> [Request] Entries follow. Set all of them down as they stand.

> [Entries]

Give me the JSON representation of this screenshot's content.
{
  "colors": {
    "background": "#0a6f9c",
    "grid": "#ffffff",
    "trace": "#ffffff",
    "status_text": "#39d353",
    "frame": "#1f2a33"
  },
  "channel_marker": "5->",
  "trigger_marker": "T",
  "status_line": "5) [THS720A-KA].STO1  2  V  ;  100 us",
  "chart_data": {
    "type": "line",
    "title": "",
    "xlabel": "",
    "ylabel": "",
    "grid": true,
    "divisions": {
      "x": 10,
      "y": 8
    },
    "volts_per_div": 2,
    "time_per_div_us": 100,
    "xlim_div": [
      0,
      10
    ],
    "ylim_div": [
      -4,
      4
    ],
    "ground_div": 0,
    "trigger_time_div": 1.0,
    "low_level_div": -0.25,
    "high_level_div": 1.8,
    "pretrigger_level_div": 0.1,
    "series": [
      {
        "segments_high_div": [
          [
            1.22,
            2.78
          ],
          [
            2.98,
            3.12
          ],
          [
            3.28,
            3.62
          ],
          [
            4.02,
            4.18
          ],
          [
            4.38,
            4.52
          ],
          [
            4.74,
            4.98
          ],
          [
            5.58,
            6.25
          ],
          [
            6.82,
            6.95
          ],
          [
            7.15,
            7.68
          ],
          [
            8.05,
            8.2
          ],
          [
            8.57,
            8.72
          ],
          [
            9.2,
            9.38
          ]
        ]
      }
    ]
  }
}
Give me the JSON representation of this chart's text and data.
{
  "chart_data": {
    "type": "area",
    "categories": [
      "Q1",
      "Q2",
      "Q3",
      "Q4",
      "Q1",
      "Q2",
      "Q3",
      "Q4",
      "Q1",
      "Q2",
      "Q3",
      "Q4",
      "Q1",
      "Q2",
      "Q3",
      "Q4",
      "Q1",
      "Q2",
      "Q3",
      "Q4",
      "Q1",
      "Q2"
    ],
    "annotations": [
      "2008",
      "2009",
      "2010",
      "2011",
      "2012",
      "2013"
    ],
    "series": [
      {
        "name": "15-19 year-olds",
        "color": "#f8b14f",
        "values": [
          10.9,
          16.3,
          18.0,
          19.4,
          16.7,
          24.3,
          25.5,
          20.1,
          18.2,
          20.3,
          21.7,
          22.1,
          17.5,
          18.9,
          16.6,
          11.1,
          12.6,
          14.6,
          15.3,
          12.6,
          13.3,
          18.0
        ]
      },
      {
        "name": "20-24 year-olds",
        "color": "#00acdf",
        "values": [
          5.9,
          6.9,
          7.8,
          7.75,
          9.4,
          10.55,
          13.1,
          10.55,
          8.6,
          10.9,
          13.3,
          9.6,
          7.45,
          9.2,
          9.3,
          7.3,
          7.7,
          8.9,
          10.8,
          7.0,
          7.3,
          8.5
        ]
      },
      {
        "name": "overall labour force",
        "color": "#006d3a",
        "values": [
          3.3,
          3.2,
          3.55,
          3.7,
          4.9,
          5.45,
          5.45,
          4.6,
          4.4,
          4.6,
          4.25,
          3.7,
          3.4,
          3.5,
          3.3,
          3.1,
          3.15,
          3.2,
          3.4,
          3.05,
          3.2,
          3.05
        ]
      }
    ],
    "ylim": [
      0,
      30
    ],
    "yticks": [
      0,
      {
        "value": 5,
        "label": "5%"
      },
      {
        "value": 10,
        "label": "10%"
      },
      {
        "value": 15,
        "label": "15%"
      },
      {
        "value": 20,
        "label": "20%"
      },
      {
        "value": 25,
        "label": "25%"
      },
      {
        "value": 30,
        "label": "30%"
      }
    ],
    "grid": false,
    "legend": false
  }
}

> [Task solution]
Give me the JSON representation of this screenshot's content.
{
  "colors": {
    "background": "#0a6f9c",
    "grid": "#ffffff",
    "trace": "#ffffff",
    "status_text": "#39d353",
    "frame": "#1f2a33"
  },
  "channel_marker": "5->",
  "trigger_marker": "T",
  "status_line": "5) [THS720A-KA].STO1  2  V  ;  100 us",
  "chart_data": {
    "type": "line",
    "title": "",
    "xlabel": "",
    "ylabel": "",
    "grid": true,
    "divisions": {
      "x": 10,
      "y": 8
    },
    "volts_per_div": 2,
    "time_per_div_us": 100,
    "xlim_div": [
      0,
      10
    ],
    "ylim_div": [
      -4,
      4
    ],
    "ground_div": 0,
    "trigger_time_div": 1.0,
    "low_level_div": -0.25,
    "high_level_div": 1.8,
    "pretrigger_level_div": 0.1,
    "series": [
      {
        "segments_high_div": [
          [
            1.22,
            2.78
          ],
          [
            2.98,
            3.12
          ],
          [
            3.28,
            3.62
          ],
          [
            4.02,
            4.18
          ],
          [
            4.38,
            4.52
          ],
          [
            4.74,
            4.98
          ],
          [
            5.58,
            6.25
          ],
          [
            6.82,
            6.95
          ],
          [
            7.15,
            7.68
          ],
          [
            8.05,
            8.2
          ],
          [
            8.57,
            8.72
          ],
          [
            9.2,
            9.38
          ]
        ]
      }
    ]
  }
}
Give me the JSON representation of this chart's text and data.
{
  "chart_data": {
    "type": "area",
    "categories": [
      "Q1",
      "Q2",
      "Q3",
      "Q4",
      "Q1",
      "Q2",
      "Q3",
      "Q4",
      "Q1",
      "Q2",
      "Q3",
      "Q4",
      "Q1",
      "Q2",
      "Q3",
      "Q4",
      "Q1",
      "Q2",
      "Q3",
      "Q4",
      "Q1",
      "Q2"
    ],
    "annotations": [
      "2008",
      "2009",
      "2010",
      "2011",
      "2012",
      "2013"
    ],
    "series": [
      {
        "name": "15-19 year-olds",
        "color": "#f8b14f",
        "values": [
          10.9,
          16.3,
          18.0,
          19.4,
          16.7,
          24.3,
          25.5,
          20.1,
          18.2,
          20.3,
          21.7,
          22.1,
          17.5,
          18.9,
          16.6,
          11.1,
          12.6,
          14.6,
          15.3,
          12.6,
          13.3,
          18.0
        ]
      },
      {
        "name": "20-24 year-olds",
        "color": "#00acdf",
        "values": [
          5.9,
          6.9,
          7.8,
          7.75,
          9.4,
          10.55,
          13.1,
          10.55,
          8.6,
          10.9,
          13.3,
          9.6,
          7.45,
          9.2,
          9.3,
          7.3,
          7.7,
          8.9,
          10.8,
          7.0,
          7.3,
          8.5
        ]
      },
      {
        "name": "overall labour force",
        "color": "#006d3a",
        "values": [
          3.3,
          3.2,
          3.55,
          3.7,
          4.9,
          5.45,
          5.45,
          4.6,
          4.4,
          4.6,
          4.25,
          3.7,
          3.4,
          3.5,
          3.3,
          3.1,
          3.15,
          3.2,
          3.4,
          3.05,
          3.2,
          3.05
        ]
      }
    ],
    "ylim": [
      0,
      30
    ],
    "yticks": [
      0,
      {
        "value": 5,
        "label": "5%"
      },
      {
        "value": 10,
        "label": "10%"
      },
      {
        "value": 15,
        "label": "15%"
      },
      {
        "value": 20,
        "label": "20%"
      },
      {
        "value": 25,
        "label": "25%"
      },
      {
        "value": 30,
        "label": "30%"
      }
    ],
    "grid": false,
    "legend": false
  }
}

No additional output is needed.